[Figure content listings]
((
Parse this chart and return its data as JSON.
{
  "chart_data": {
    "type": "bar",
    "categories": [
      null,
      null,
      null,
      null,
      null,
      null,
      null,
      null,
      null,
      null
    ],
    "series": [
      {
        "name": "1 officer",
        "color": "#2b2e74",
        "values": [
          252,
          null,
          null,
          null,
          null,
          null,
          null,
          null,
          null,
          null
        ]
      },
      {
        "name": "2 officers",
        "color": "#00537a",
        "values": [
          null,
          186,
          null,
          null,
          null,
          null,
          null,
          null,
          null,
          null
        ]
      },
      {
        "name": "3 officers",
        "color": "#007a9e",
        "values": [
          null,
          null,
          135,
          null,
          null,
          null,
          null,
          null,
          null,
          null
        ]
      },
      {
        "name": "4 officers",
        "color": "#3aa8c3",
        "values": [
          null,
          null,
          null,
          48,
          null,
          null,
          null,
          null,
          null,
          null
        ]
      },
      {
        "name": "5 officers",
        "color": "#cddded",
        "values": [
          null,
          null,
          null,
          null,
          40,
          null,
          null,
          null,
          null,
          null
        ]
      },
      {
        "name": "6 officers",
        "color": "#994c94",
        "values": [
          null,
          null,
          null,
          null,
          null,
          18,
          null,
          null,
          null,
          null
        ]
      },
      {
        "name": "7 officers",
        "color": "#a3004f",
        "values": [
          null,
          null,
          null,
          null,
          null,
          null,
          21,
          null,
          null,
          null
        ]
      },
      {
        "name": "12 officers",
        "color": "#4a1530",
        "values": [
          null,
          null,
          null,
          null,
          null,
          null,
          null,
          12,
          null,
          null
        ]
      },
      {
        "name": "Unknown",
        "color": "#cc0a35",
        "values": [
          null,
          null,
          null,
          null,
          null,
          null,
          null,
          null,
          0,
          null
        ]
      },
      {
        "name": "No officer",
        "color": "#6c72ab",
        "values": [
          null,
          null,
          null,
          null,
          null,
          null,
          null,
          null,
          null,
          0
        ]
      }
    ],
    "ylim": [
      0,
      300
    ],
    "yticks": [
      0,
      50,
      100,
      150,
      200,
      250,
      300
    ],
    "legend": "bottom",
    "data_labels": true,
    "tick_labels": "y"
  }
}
))
* Task prompt: State how many lines of the records above contain the word "name", and give only that number.

* Answer to this exercise: 10